» Exercise goal
Retype the lines below word for word, keeping every character unchanged.
* * *
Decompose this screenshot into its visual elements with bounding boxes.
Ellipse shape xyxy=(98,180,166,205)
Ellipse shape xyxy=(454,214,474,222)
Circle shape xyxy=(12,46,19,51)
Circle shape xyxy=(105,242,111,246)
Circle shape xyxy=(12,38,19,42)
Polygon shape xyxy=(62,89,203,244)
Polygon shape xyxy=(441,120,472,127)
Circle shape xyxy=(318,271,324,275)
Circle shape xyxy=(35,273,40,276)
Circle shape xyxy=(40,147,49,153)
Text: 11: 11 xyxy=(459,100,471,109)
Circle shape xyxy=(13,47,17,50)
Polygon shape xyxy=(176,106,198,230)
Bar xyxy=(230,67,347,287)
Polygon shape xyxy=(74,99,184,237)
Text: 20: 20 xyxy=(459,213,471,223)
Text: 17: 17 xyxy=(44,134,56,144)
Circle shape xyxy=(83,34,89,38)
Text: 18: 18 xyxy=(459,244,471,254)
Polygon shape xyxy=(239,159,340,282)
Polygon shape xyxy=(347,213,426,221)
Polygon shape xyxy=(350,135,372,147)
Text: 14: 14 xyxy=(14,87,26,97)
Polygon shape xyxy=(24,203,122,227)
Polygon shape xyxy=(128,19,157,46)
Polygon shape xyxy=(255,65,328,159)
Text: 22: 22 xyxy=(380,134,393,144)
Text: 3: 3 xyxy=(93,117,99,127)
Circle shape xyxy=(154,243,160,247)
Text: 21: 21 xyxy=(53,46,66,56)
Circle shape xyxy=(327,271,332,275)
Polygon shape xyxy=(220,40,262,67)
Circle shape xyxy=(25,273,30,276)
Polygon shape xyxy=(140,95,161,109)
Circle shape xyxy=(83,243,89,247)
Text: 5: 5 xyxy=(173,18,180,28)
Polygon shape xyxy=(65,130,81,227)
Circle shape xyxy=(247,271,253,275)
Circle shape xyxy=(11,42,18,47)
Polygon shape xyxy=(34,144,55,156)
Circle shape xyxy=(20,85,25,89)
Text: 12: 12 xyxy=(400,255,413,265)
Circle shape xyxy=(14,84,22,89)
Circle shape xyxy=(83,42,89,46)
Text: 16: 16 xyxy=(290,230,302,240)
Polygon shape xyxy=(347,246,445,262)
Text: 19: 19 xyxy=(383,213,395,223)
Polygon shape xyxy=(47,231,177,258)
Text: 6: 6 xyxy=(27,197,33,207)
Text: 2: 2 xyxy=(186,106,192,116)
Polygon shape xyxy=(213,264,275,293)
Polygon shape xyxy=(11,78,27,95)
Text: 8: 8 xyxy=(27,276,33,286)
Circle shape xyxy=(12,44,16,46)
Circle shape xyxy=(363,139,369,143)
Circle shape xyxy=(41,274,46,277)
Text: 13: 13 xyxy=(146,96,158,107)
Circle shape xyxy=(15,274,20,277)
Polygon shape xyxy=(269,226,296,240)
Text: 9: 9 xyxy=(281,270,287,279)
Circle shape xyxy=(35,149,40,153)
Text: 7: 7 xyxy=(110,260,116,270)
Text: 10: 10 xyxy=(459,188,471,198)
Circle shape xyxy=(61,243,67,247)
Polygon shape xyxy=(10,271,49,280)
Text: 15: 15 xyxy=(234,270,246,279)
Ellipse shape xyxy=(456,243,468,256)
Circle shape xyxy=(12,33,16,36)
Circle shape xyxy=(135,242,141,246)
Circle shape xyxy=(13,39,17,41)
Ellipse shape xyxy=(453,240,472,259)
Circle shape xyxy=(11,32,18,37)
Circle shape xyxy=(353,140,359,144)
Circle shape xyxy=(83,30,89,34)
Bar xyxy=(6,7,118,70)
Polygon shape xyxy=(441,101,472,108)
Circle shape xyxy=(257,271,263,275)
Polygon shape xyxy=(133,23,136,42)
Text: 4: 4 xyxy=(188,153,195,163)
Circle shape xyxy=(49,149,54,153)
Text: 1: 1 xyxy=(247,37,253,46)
* * *
» Full solution
Decompose this screenshot into its visual elements with bounding boxes.
Ellipse shape xyxy=(98,180,166,205)
Ellipse shape xyxy=(454,214,474,222)
Circle shape xyxy=(12,46,19,51)
Circle shape xyxy=(105,242,111,246)
Circle shape xyxy=(12,38,19,42)
Polygon shape xyxy=(62,89,203,244)
Polygon shape xyxy=(441,120,472,127)
Circle shape xyxy=(318,271,324,275)
Circle shape xyxy=(35,273,40,276)
Circle shape xyxy=(40,147,49,153)
Text: 11: 11 xyxy=(459,100,471,109)
Circle shape xyxy=(13,47,17,50)
Polygon shape xyxy=(176,106,198,230)
Bar xyxy=(230,67,347,287)
Polygon shape xyxy=(74,99,184,237)
Text: 20: 20 xyxy=(459,213,471,223)
Text: 17: 17 xyxy=(44,134,56,144)
Circle shape xyxy=(83,34,89,38)
Text: 18: 18 xyxy=(459,244,471,254)
Polygon shape xyxy=(239,159,340,282)
Polygon shape xyxy=(347,213,426,221)
Polygon shape xyxy=(350,135,372,147)
Text: 14: 14 xyxy=(14,87,26,97)
Polygon shape xyxy=(24,203,122,227)
Polygon shape xyxy=(128,19,157,46)
Polygon shape xyxy=(255,65,328,159)
Text: 22: 22 xyxy=(380,134,393,144)
Text: 3: 3 xyxy=(93,117,99,127)
Circle shape xyxy=(154,243,160,247)
Text: 21: 21 xyxy=(53,46,66,56)
Circle shape xyxy=(327,271,332,275)
Polygon shape xyxy=(220,40,262,67)
Circle shape xyxy=(25,273,30,276)
Polygon shape xyxy=(140,95,161,109)
Circle shape xyxy=(83,243,89,247)
Text: 5: 5 xyxy=(173,18,180,28)
Polygon shape xyxy=(65,130,81,227)
Circle shape xyxy=(247,271,253,275)
Circle shape xyxy=(11,42,18,47)
Polygon shape xyxy=(34,144,55,156)
Circle shape xyxy=(20,85,25,89)
Text: 12: 12 xyxy=(400,255,413,265)
Circle shape xyxy=(14,84,22,89)
Circle shape xyxy=(83,42,89,46)
Text: 16: 16 xyxy=(290,230,302,240)
Polygon shape xyxy=(347,246,445,262)
Text: 19: 19 xyxy=(383,213,395,223)
Polygon shape xyxy=(47,231,177,258)
Text: 6: 6 xyxy=(27,197,33,207)
Text: 2: 2 xyxy=(186,106,192,116)
Polygon shape xyxy=(213,264,275,293)
Polygon shape xyxy=(11,78,27,95)
Text: 8: 8 xyxy=(27,276,33,286)
Circle shape xyxy=(12,44,16,46)
Circle shape xyxy=(363,139,369,143)
Circle shape xyxy=(41,274,46,277)
Text: 13: 13 xyxy=(146,96,158,107)
Circle shape xyxy=(15,274,20,277)
Polygon shape xyxy=(269,226,296,240)
Text: 9: 9 xyxy=(281,270,287,279)
Circle shape xyxy=(35,149,40,153)
Text: 7: 7 xyxy=(110,260,116,270)
Text: 10: 10 xyxy=(459,188,471,198)
Circle shape xyxy=(61,243,67,247)
Polygon shape xyxy=(10,271,49,280)
Text: 15: 15 xyxy=(234,270,246,279)
Ellipse shape xyxy=(456,243,468,256)
Circle shape xyxy=(12,33,16,36)
Circle shape xyxy=(135,242,141,246)
Circle shape xyxy=(13,39,17,41)
Ellipse shape xyxy=(453,240,472,259)
Circle shape xyxy=(11,32,18,37)
Circle shape xyxy=(353,140,359,144)
Circle shape xyxy=(83,30,89,34)
Bar xyxy=(6,7,118,70)
Polygon shape xyxy=(441,101,472,108)
Circle shape xyxy=(257,271,263,275)
Polygon shape xyxy=(133,23,136,42)
Text: 4: 4 xyxy=(188,153,195,163)
Circle shape xyxy=(49,149,54,153)
Text: 1: 1 xyxy=(247,37,253,46)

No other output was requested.